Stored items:
>>

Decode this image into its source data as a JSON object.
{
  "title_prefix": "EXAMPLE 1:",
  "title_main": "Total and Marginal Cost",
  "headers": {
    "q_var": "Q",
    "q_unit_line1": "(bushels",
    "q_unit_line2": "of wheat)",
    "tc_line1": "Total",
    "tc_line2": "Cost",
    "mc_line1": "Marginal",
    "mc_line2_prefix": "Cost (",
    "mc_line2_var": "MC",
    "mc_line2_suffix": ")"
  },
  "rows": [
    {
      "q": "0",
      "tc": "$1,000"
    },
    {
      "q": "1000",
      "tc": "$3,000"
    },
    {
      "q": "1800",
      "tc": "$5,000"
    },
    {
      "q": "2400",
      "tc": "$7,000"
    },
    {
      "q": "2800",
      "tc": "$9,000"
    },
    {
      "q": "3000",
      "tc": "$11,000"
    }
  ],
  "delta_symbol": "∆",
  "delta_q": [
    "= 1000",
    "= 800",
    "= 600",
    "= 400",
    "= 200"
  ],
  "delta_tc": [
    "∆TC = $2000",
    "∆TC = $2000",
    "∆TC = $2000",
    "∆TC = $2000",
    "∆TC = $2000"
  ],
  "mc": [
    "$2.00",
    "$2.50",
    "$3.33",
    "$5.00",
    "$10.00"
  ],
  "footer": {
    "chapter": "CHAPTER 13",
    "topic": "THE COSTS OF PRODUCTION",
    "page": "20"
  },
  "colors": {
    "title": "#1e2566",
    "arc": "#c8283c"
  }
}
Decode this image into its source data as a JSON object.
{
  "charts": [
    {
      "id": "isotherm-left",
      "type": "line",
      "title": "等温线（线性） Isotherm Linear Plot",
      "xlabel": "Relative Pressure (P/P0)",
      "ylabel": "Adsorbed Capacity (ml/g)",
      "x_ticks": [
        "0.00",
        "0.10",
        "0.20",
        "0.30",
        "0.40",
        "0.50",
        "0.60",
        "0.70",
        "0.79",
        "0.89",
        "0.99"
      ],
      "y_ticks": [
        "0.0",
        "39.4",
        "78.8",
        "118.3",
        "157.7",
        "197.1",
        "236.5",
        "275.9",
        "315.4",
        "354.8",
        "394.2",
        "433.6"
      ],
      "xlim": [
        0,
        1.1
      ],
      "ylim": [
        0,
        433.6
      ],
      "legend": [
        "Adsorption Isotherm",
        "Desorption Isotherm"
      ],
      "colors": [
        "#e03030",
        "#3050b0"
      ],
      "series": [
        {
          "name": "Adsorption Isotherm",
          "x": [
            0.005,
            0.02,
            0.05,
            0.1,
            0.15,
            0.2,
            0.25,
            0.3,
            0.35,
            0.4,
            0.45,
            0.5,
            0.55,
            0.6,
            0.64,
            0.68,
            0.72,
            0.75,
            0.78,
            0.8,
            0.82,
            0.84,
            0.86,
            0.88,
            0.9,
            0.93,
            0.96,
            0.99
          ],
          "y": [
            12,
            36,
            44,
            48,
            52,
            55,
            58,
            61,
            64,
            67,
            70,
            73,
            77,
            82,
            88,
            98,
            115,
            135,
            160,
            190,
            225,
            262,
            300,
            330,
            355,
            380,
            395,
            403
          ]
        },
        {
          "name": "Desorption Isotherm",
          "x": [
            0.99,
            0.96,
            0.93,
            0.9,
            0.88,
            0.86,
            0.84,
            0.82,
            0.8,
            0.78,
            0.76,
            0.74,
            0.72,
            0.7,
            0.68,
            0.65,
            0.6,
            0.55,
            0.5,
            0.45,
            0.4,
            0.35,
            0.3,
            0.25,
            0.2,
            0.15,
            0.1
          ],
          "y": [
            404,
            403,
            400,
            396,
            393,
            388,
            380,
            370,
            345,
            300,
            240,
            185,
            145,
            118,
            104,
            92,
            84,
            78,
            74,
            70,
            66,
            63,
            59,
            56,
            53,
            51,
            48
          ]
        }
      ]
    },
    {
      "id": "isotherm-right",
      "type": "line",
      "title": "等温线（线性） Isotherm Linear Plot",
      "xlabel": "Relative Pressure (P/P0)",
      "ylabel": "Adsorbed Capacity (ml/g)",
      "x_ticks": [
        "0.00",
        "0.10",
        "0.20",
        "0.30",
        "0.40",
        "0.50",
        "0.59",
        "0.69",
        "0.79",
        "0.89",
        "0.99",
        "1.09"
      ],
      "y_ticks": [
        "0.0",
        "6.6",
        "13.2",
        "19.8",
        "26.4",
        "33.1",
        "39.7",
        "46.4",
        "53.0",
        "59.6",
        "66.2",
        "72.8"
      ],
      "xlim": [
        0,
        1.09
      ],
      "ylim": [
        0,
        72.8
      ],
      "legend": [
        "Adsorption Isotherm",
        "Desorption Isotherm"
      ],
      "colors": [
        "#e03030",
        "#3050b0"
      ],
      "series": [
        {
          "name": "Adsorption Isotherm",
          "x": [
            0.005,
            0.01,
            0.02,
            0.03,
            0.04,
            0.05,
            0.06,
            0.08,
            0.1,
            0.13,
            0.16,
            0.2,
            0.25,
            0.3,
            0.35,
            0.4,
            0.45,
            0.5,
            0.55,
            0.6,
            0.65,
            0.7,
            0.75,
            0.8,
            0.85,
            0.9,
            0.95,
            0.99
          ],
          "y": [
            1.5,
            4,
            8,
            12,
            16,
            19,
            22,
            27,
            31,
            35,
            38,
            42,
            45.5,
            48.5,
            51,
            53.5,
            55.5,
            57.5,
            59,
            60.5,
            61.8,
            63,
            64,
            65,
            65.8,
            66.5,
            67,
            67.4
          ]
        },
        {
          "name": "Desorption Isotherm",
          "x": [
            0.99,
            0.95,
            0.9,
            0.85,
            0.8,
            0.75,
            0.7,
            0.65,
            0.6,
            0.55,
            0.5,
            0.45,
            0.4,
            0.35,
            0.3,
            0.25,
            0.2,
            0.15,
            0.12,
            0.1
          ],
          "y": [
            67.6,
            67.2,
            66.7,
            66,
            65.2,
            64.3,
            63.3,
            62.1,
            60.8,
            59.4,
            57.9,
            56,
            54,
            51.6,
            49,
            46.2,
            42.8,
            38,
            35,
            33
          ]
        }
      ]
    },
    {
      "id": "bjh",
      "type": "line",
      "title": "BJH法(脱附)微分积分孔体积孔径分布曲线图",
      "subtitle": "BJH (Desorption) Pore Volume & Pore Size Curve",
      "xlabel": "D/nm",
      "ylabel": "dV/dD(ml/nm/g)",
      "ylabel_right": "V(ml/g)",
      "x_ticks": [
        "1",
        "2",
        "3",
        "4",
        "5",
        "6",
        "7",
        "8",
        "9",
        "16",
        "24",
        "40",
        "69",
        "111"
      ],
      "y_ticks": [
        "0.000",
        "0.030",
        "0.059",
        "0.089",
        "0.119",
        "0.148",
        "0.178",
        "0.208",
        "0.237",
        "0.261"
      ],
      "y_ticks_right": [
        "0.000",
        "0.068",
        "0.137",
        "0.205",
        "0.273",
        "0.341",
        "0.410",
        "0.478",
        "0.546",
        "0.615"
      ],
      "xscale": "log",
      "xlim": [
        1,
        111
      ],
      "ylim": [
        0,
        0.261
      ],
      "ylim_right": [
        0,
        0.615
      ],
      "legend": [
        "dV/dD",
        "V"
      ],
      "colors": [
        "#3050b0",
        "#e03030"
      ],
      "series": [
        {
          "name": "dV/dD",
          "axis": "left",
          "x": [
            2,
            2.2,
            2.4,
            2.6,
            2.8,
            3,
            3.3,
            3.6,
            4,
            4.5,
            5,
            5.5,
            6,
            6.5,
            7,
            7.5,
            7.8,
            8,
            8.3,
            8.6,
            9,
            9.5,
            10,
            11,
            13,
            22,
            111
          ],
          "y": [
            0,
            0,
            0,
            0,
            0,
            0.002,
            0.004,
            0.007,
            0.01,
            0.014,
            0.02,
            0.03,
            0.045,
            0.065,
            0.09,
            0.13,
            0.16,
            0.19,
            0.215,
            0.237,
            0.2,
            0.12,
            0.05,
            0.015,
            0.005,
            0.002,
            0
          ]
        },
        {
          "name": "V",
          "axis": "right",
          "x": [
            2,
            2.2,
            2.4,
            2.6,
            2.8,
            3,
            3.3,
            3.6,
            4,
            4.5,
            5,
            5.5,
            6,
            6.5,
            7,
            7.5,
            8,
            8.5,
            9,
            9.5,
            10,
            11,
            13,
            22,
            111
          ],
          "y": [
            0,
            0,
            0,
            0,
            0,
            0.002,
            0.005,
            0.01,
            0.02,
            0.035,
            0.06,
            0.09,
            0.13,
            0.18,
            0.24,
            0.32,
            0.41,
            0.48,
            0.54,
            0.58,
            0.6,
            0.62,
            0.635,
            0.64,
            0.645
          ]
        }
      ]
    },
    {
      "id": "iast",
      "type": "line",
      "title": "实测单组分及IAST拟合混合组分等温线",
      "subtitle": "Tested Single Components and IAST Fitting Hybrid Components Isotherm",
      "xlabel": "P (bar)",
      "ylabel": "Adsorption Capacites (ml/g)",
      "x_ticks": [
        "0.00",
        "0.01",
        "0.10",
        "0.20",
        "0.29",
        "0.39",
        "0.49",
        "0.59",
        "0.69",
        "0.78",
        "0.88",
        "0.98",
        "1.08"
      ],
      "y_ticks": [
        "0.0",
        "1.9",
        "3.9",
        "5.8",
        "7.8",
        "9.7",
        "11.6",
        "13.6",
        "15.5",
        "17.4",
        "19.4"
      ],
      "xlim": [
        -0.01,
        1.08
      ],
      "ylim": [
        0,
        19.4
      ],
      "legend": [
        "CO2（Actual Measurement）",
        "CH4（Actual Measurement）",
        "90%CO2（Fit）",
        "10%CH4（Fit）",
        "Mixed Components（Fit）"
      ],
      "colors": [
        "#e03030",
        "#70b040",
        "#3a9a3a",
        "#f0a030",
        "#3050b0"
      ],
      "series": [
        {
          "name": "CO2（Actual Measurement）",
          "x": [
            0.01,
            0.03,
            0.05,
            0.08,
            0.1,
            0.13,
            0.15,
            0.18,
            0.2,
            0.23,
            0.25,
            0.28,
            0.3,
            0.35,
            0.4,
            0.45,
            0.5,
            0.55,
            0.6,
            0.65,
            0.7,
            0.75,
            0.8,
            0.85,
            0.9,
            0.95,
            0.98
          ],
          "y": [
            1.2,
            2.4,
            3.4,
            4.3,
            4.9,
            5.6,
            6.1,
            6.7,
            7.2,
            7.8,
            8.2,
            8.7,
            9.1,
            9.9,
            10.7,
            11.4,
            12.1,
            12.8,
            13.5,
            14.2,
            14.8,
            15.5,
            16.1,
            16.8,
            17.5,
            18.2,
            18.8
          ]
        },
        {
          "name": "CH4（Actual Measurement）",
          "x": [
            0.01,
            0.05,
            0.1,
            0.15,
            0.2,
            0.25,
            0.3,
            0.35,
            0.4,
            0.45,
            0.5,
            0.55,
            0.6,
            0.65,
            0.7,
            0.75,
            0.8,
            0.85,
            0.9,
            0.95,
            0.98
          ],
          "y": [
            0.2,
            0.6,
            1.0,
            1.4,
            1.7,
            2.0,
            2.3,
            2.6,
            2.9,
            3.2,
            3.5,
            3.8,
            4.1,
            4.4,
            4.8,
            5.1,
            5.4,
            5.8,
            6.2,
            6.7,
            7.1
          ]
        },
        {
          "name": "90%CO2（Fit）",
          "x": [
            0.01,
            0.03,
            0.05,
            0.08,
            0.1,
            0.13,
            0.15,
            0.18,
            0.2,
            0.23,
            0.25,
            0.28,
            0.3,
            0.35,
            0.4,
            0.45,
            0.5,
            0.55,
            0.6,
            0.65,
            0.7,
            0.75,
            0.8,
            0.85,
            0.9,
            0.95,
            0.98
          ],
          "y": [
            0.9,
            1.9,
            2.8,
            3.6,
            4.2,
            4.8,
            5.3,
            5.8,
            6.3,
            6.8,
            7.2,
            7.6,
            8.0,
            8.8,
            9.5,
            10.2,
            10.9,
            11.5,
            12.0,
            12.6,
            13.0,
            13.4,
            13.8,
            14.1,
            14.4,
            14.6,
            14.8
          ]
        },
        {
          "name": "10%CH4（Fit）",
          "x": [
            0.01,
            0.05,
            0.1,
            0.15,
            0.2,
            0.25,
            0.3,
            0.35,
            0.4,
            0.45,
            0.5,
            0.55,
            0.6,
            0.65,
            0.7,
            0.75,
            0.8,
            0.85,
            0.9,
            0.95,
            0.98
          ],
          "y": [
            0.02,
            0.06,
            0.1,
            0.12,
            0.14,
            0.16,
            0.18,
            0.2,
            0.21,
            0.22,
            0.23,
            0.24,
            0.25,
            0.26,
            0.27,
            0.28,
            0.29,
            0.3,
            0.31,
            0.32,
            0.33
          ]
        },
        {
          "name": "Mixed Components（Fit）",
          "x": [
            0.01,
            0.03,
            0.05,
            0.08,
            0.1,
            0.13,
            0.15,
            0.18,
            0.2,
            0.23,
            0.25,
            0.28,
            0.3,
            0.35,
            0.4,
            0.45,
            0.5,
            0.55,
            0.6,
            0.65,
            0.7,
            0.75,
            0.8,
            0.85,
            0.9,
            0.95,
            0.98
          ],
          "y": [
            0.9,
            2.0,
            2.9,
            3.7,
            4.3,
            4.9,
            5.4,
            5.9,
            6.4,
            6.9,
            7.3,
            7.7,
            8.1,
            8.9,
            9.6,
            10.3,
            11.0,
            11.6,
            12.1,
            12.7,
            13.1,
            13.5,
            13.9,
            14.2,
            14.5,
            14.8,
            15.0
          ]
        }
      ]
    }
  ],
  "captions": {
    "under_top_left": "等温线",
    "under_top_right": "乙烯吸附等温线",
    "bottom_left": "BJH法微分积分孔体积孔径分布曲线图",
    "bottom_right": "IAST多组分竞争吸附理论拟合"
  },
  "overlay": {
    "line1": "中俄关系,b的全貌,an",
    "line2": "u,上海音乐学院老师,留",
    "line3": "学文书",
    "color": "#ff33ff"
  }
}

<<

== THE EXERCISE ==
Return every line in the listing that contains the word "Measurement".

== OUTPUT ==
        "CO2（Actual Measurement）",
        "CH4（Actual Measurement）",
          "name": "CO2（Actual Measurement）",
          "name": "CH4（Actual Measurement）",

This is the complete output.